====== Input records ======

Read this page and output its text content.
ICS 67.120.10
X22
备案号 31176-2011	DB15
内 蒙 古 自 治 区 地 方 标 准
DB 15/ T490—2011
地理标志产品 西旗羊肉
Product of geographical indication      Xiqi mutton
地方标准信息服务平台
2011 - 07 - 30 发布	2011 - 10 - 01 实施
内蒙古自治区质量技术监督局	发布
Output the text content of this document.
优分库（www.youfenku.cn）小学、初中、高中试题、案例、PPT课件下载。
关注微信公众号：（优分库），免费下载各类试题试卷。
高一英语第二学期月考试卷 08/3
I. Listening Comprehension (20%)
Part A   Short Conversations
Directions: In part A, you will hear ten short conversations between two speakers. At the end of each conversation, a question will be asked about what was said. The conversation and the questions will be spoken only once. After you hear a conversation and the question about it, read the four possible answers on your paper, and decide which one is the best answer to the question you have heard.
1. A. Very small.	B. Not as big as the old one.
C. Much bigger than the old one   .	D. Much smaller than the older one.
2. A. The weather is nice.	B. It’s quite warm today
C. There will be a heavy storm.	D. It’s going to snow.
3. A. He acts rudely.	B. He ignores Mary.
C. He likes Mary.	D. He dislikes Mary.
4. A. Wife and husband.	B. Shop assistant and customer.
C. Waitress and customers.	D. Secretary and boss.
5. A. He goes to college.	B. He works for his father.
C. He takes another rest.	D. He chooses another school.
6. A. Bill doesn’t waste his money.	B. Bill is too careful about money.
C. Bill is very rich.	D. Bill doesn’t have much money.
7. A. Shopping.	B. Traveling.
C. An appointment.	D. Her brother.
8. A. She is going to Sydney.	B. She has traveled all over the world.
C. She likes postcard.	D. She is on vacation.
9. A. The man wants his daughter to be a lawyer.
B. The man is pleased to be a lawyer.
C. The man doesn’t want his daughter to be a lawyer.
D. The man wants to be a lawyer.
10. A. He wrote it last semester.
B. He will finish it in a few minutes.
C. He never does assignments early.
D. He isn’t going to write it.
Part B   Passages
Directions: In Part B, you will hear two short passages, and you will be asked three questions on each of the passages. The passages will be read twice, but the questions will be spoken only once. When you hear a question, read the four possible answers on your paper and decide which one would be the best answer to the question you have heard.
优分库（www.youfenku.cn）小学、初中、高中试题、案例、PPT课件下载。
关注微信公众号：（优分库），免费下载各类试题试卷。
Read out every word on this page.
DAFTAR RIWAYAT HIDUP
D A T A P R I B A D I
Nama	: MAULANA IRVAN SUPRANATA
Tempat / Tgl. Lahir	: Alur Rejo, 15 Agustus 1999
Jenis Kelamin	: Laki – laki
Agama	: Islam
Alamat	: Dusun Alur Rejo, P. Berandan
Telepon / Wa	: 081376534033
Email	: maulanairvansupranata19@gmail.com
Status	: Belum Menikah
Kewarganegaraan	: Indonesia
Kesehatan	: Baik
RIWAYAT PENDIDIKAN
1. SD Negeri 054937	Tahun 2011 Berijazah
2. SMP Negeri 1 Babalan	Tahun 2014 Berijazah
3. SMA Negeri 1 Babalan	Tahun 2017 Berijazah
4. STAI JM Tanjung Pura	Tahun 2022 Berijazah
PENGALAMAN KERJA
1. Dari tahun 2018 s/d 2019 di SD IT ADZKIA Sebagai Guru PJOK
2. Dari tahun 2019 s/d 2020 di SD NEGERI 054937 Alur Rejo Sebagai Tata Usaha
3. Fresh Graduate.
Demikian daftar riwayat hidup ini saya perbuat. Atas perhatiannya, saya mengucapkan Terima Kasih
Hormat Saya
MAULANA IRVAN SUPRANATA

======

Set problem: Write out the whole listing again. Match it word for word.

Response to the exercise:
Read this page and output its text content.
ICS 67.120.10
X22
备案号 31176-2011	DB15
内 蒙 古 自 治 区 地 方 标 准
DB 15/ T490—2011
地理标志产品 西旗羊肉
Product of geographical indication      Xiqi mutton
地方标准信息服务平台
2011 - 07 - 30 发布	2011 - 10 - 01 实施
内蒙古自治区质量技术监督局	发布
Output the text content of this document.
优分库（www.youfenku.cn）小学、初中、高中试题、案例、PPT课件下载。
关注微信公众号：（优分库），免费下载各类试题试卷。
高一英语第二学期月考试卷 08/3
I. Listening Comprehension (20%)
Part A   Short Conversations
Directions: In part A, you will hear ten short conversations between two speakers. At the end of each conversation, a question will be asked about what was said. The conversation and the questions will be spoken only once. After you hear a conversation and the question about it, read the four possible answers on your paper, and decide which one is the best answer to the question you have heard.
1. A. Very small.	B. Not as big as the old one.
C. Much bigger than the old one   .	D. Much smaller than the older one.
2. A. The weather is nice.	B. It’s quite warm today
C. There will be a heavy storm.	D. It’s going to snow.
3. A. He acts rudely.	B. He ignores Mary.
C. He likes Mary.	D. He dislikes Mary.
4. A. Wife and husband.	B. Shop assistant and customer.
C. Waitress and customers.	D. Secretary and boss.
5. A. He goes to college.	B. He works for his father.
C. He takes another rest.	D. He chooses another school.
6. A. Bill doesn’t waste his money.	B. Bill is too careful about money.
C. Bill is very rich.	D. Bill doesn’t have much money.
7. A. Shopping.	B. Traveling.
C. An appointment.	D. Her brother.
8. A. She is going to Sydney.	B. She has traveled all over the world.
C. She likes postcard.	D. She is on vacation.
9. A. The man wants his daughter to be a lawyer.
B. The man is pleased to be a lawyer.
C. The man doesn’t want his daughter to be a lawyer.
D. The man wants to be a lawyer.
10. A. He wrote it last semester.
B. He will finish it in a few minutes.
C. He never does assignments early.
D. He isn’t going to write it.
Part B   Passages
Directions: In Part B, you will hear two short passages, and you will be asked three questions on each of the passages. The passages will be read twice, but the questions will be spoken only once. When you hear a question, read the four possible answers on your paper and decide which one would be the best answer to the question you have heard.
优分库（www.youfenku.cn）小学、初中、高中试题、案例、PPT课件下载。
关注微信公众号：（优分库），免费下载各类试题试卷。
Read out every word on this page.
DAFTAR RIWAYAT HIDUP
D A T A P R I B A D I
Nama	: MAULANA IRVAN SUPRANATA
Tempat / Tgl. Lahir	: Alur Rejo, 15 Agustus 1999
Jenis Kelamin	: Laki – laki
Agama	: Islam
Alamat	: Dusun Alur Rejo, P. Berandan
Telepon / Wa	: 081376534033
Email	: maulanairvansupranata19@gmail.com
Status	: Belum Menikah
Kewarganegaraan	: Indonesia
Kesehatan	: Baik
RIWAYAT PENDIDIKAN
1. SD Negeri 054937	Tahun 2011 Berijazah
2. SMP Negeri 1 Babalan	Tahun 2014 Berijazah
3. SMA Negeri 1 Babalan	Tahun 2017 Berijazah
4. STAI JM Tanjung Pura	Tahun 2022 Berijazah
PENGALAMAN KERJA
1. Dari tahun 2018 s/d 2019 di SD IT ADZKIA Sebagai Guru PJOK
2. Dari tahun 2019 s/d 2020 di SD NEGERI 054937 Alur Rejo Sebagai Tata Usaha
3. Fresh Graduate.
Demikian daftar riwayat hidup ini saya perbuat. Atas perhatiannya, saya mengucapkan Terima Kasih
Hormat Saya
MAULANA IRVAN SUPRANATA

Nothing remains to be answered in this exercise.